**WHAT YOU HAVE TO DO**
Please duplicate the part of the LUT forum thread starting with "Jul 18, 2018, 2:04:33" and going on through "will definitely read.".

**DOCUMENT PASSAGE**
###
Do you completely understand how a 1D LUT works? That should be your first step before attempting to understand how 3D LUTs work.


Jul 18, 2018, 2:04:33 AM7/18/18
to OpenColorIO Developers
I guess this means that the lut processor doesn't use (256 256 256) nomenclature when it outputs a color, so it doesn't have to perform a conversion to (256 256 256) by multiplying by 63. That would make sense, since it would be faster. And as for interpolation, I think we were both referring to the same 2x2x2 cubes. You said  ({6|7}, {12|13}, {18|19}), while I used cartesian coordinates. Your way of expressing it makes sense and fills in the blanks for me.

So I think I've got it, and thank you very much! How did you learn this stuff? I can't find even one book that explains the math of cube luts. Can you recommend any books or journal articles? My search has been frustrating, as I said before, and I feel very fortunate that you've helped me out. Anything you recommend I will definitely read.
###
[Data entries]
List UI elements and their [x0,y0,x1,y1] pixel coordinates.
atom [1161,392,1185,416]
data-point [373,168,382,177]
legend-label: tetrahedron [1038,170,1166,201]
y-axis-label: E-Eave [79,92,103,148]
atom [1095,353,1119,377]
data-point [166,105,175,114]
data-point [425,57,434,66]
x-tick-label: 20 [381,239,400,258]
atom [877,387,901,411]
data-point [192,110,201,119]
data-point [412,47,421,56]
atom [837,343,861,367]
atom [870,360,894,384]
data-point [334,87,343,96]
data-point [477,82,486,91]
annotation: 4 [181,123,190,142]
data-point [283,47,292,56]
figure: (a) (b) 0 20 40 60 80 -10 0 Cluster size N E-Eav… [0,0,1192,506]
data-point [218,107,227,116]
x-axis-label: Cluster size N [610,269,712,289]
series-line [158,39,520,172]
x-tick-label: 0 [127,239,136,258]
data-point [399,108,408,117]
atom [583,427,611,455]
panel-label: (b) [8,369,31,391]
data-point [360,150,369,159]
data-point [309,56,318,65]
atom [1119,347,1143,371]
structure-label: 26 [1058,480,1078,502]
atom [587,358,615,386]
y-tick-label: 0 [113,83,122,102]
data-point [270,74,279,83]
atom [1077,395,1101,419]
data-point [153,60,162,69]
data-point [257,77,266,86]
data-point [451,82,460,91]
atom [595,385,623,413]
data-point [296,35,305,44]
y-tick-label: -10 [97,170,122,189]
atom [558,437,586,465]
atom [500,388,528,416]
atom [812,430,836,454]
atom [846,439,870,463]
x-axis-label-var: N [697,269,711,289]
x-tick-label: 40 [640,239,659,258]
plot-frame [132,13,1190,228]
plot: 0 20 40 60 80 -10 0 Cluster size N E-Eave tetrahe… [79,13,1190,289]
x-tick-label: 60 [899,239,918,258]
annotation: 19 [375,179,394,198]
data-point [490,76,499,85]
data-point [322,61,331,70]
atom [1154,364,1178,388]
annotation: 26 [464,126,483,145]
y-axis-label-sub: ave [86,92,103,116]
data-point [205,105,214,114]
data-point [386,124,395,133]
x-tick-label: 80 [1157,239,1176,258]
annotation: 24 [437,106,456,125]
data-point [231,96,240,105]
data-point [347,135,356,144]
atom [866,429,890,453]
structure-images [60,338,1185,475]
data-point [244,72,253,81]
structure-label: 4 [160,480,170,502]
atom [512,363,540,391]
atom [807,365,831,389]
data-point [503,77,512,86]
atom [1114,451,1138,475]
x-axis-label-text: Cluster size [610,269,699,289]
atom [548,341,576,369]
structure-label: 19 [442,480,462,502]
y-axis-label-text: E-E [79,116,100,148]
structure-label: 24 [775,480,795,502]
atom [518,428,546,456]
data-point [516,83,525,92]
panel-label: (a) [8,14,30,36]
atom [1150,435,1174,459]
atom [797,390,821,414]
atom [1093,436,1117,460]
###
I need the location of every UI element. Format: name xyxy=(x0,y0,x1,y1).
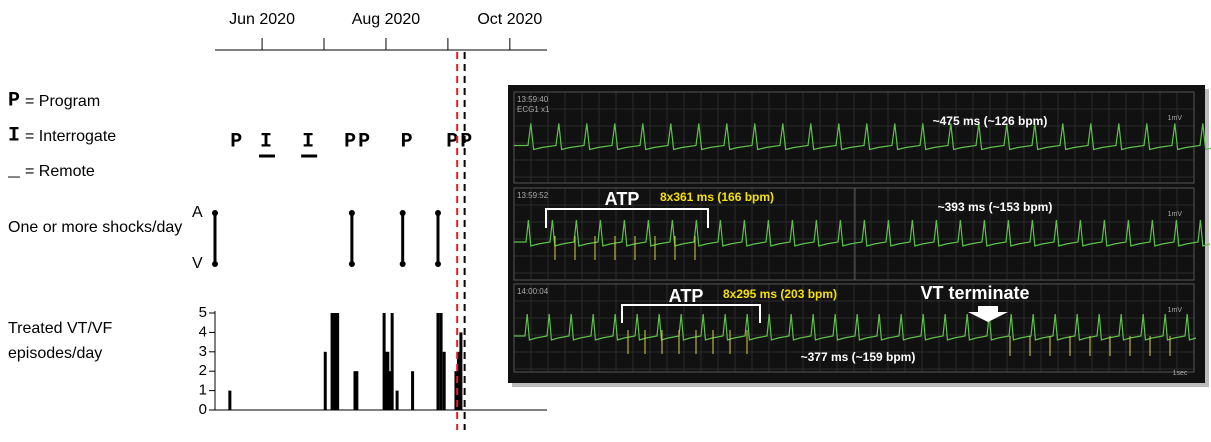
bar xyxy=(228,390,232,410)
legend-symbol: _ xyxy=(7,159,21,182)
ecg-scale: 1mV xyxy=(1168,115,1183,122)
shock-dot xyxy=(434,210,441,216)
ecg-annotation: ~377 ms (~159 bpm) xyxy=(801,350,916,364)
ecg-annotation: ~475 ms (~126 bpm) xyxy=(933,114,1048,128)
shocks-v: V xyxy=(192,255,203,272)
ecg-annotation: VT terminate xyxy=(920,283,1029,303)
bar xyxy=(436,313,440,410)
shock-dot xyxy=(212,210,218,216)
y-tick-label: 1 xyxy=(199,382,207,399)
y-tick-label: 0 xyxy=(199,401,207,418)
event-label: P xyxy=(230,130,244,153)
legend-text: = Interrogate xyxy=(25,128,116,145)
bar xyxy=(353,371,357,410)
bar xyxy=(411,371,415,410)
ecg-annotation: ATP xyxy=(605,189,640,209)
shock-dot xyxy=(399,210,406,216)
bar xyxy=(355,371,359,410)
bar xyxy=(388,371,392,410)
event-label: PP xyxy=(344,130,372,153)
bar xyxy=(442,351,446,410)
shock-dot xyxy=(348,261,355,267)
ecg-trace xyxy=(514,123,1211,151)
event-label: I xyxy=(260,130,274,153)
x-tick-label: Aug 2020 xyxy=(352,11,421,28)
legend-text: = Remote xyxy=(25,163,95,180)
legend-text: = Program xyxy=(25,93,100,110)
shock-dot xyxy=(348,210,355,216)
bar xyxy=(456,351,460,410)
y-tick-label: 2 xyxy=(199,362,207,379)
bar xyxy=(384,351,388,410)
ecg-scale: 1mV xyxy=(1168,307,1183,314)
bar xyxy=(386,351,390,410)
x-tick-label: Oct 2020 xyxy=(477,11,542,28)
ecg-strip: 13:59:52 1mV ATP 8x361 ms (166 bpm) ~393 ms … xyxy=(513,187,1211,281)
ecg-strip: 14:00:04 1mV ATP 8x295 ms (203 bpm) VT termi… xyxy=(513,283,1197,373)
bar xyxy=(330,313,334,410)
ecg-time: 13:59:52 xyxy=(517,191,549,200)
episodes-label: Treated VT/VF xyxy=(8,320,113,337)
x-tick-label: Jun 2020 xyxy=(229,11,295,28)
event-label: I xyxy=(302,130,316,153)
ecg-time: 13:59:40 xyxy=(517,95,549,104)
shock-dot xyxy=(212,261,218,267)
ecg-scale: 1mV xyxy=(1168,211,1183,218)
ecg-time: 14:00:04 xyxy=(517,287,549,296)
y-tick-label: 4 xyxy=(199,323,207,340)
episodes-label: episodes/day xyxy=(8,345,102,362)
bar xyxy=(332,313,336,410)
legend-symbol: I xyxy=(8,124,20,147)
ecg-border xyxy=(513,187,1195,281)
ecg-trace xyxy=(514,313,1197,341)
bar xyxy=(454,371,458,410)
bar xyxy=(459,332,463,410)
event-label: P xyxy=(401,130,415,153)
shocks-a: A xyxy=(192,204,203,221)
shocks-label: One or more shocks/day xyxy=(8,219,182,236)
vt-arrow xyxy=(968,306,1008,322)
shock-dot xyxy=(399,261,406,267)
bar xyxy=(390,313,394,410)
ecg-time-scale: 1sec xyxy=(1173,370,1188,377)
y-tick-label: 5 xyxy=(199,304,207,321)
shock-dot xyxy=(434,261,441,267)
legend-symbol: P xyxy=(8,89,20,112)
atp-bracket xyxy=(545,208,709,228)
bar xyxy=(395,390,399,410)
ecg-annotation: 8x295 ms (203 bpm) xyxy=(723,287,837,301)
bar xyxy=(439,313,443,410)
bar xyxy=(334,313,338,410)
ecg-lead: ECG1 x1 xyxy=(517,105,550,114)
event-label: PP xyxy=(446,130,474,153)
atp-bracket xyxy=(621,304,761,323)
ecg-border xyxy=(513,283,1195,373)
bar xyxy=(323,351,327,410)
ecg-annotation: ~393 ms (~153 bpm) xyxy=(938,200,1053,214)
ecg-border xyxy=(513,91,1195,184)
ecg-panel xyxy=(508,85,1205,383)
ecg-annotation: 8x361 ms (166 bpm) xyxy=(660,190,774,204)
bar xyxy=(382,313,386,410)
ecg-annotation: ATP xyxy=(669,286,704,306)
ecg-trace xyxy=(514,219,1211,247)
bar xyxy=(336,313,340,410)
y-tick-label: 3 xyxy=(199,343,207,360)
###
**CORRECT OUTPUT**
Jul 18, 2018, 2:04:33 AM7/18/18
to OpenColorIO Developers
I guess this means that the lut processor doesn't use (256 256 256) nomenclature when it outputs a color, so it doesn't have to perform a conversion to (256 256 256) by multiplying by 63. That would make sense, since it would be faster. And as for interpolation, I think we were both referring to the same 2x2x2 cubes. You said  ({6|7}, {12|13}, {18|19}), while I used cartesian coordinates. Your way of expressing it makes sense and fills in the blanks for me.

So I think I've got it, and thank you very much! How did you learn this stuff? I can't find even one book that explains the math of cube luts. Can you recommend any books or journal articles? My search has been frustrating, as I said before, and I feel very fortunate that you've helped me out. Anything you recommend I will definitely read.